Find every line in the records below that holds the word "this", and copy it out.

· · ·

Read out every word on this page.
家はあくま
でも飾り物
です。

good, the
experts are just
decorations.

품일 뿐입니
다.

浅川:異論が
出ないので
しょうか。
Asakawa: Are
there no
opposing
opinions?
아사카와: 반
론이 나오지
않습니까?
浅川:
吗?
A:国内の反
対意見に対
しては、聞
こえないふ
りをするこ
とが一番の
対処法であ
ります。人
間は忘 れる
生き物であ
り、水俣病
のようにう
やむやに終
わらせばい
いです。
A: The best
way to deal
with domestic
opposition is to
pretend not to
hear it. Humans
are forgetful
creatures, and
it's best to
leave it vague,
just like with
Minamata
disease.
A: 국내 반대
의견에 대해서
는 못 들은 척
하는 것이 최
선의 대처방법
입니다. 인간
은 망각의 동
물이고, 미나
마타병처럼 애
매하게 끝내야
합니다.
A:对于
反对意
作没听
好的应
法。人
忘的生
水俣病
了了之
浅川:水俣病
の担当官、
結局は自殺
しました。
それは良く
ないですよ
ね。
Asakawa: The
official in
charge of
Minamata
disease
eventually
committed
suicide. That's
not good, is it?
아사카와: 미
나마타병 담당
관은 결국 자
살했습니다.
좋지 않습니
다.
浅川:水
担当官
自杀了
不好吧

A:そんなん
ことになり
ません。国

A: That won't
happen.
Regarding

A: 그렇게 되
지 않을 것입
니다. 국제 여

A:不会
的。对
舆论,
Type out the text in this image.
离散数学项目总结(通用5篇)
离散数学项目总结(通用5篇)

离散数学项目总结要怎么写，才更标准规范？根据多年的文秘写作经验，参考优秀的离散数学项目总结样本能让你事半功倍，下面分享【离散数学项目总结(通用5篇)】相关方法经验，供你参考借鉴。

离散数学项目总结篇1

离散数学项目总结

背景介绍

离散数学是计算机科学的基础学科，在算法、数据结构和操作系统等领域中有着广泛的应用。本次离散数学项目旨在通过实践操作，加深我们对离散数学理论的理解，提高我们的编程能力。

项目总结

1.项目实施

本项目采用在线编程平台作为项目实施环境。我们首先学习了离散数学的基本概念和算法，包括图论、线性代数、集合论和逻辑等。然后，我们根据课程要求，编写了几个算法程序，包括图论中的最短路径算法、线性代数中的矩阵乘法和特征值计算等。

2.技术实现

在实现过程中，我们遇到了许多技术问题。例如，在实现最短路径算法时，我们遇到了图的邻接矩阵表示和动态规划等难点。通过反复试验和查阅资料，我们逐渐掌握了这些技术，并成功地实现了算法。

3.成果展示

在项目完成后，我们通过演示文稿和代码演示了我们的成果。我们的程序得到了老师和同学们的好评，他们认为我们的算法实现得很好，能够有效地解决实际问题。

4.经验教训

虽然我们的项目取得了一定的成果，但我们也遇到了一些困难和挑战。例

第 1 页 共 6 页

· · ·

Worked answer:
Read out every word on this page.
Type out the text in this image.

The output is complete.